======== Listed entries ========
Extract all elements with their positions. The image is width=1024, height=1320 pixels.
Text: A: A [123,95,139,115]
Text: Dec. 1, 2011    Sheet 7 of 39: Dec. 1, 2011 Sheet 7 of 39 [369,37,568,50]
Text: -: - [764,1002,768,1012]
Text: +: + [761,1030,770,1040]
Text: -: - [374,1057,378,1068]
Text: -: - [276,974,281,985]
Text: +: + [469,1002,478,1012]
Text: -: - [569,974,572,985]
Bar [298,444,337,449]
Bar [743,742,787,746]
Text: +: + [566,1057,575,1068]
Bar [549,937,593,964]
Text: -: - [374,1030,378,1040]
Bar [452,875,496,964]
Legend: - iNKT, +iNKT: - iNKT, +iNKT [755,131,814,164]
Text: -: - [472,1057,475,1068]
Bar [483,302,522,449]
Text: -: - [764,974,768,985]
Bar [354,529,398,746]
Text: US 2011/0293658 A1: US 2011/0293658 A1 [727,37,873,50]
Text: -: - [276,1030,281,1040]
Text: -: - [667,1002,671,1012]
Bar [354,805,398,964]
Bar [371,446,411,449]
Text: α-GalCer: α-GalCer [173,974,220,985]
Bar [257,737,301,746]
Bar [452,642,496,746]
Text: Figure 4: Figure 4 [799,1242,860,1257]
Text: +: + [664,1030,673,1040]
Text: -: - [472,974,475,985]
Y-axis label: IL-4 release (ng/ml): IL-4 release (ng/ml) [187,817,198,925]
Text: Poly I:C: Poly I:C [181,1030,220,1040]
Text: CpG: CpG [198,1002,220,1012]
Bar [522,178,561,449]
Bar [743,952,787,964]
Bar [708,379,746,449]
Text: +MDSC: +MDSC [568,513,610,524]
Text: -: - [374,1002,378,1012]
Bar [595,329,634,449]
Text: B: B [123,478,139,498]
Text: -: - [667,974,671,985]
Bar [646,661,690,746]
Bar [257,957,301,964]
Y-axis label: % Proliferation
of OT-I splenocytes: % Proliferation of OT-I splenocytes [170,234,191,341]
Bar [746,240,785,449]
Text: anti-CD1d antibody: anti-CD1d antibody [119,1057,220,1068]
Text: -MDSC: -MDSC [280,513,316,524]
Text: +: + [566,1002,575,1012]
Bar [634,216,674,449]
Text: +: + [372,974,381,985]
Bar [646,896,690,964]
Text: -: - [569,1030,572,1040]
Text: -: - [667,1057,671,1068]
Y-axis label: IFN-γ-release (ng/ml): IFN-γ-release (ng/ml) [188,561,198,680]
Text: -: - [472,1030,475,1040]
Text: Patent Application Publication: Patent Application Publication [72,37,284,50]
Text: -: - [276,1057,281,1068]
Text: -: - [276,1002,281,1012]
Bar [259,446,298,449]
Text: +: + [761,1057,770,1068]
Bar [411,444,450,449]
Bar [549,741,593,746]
========
Activity>
Copy out the material, keeping every line exactly as it is.

Solution to the exercise>
Extract all elements with their positions. The image is width=1024, height=1320 pixels.
Text: A: A [123,95,139,115]
Text: Dec. 1, 2011    Sheet 7 of 39: Dec. 1, 2011 Sheet 7 of 39 [369,37,568,50]
Text: -: - [764,1002,768,1012]
Text: +: + [761,1030,770,1040]
Text: -: - [374,1057,378,1068]
Text: -: - [276,974,281,985]
Text: +: + [469,1002,478,1012]
Text: -: - [569,974,572,985]
Bar [298,444,337,449]
Bar [743,742,787,746]
Text: +: + [566,1057,575,1068]
Bar [549,937,593,964]
Text: -: - [374,1030,378,1040]
Bar [452,875,496,964]
Legend: - iNKT, +iNKT: - iNKT, +iNKT [755,131,814,164]
Text: -: - [472,1057,475,1068]
Bar [483,302,522,449]
Text: -: - [764,974,768,985]
Bar [354,529,398,746]
Text: US 2011/0293658 A1: US 2011/0293658 A1 [727,37,873,50]
Text: -: - [276,1030,281,1040]
Text: -: - [667,1002,671,1012]
Bar [354,805,398,964]
Bar [371,446,411,449]
Text: α-GalCer: α-GalCer [173,974,220,985]
Bar [257,737,301,746]
Bar [452,642,496,746]
Text: Figure 4: Figure 4 [799,1242,860,1257]
Text: +: + [664,1030,673,1040]
Text: -: - [472,974,475,985]
Y-axis label: IL-4 release (ng/ml): IL-4 release (ng/ml) [187,817,198,925]
Text: Poly I:C: Poly I:C [181,1030,220,1040]
Text: CpG: CpG [198,1002,220,1012]
Bar [522,178,561,449]
Bar [743,952,787,964]
Bar [708,379,746,449]
Text: +MDSC: +MDSC [568,513,610,524]
Text: -: - [374,1002,378,1012]
Bar [595,329,634,449]
Text: B: B [123,478,139,498]
Text: -: - [667,974,671,985]
Bar [646,661,690,746]
Bar [257,957,301,964]
Y-axis label: % Proliferation
of OT-I splenocytes: % Proliferation of OT-I splenocytes [170,234,191,341]
Bar [746,240,785,449]
Text: anti-CD1d antibody: anti-CD1d antibody [119,1057,220,1068]
Text: -MDSC: -MDSC [280,513,316,524]
Text: +: + [566,1002,575,1012]
Bar [634,216,674,449]
Text: +: + [372,974,381,985]
Bar [646,896,690,964]
Text: -: - [569,1030,572,1040]
Text: -: - [667,1057,671,1068]
Y-axis label: IFN-γ-release (ng/ml): IFN-γ-release (ng/ml) [188,561,198,680]
Text: -: - [472,1030,475,1040]
Text: Patent Application Publication: Patent Application Publication [72,37,284,50]
Text: -: - [276,1057,281,1068]
Text: -: - [276,1002,281,1012]
Bar [259,446,298,449]
Text: +: + [761,1057,770,1068]
Bar [411,444,450,449]
Bar [549,741,593,746]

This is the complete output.